▸ **Do this**:
From the listing below, return each line that includes "如图所示".

(Dataset records)

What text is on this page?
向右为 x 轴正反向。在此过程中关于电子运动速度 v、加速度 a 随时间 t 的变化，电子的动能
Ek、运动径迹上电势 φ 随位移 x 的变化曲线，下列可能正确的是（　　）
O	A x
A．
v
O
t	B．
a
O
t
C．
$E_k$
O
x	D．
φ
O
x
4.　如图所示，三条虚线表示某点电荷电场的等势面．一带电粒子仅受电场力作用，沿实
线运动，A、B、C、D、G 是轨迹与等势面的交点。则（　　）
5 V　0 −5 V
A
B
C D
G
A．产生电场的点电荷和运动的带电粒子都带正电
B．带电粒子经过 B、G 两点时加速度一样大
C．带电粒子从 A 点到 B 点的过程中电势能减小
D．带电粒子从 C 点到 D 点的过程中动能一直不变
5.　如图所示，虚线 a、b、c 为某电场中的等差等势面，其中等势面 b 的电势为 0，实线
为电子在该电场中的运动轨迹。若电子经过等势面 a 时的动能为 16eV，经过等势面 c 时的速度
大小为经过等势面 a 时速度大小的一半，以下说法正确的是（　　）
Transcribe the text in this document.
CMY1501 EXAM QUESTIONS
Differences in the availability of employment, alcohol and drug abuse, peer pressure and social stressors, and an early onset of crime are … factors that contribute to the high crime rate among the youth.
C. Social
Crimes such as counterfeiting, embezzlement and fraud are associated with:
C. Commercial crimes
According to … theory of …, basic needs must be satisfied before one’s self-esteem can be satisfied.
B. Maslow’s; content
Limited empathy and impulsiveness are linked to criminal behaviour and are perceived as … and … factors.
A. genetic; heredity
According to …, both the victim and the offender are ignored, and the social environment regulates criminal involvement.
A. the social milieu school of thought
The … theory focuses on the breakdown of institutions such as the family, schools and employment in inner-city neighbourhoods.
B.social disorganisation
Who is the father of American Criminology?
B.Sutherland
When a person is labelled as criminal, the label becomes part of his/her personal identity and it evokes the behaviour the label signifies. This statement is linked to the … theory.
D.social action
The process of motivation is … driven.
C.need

▸ **Problem solution**:
4.　如图所示，三条虚线表示某点电荷电场的等势面．一带电粒子仅受电场力作用，沿实
5.　如图所示，虚线 a、b、c 为某电场中的等差等势面，其中等势面 b 的电势为 0，实线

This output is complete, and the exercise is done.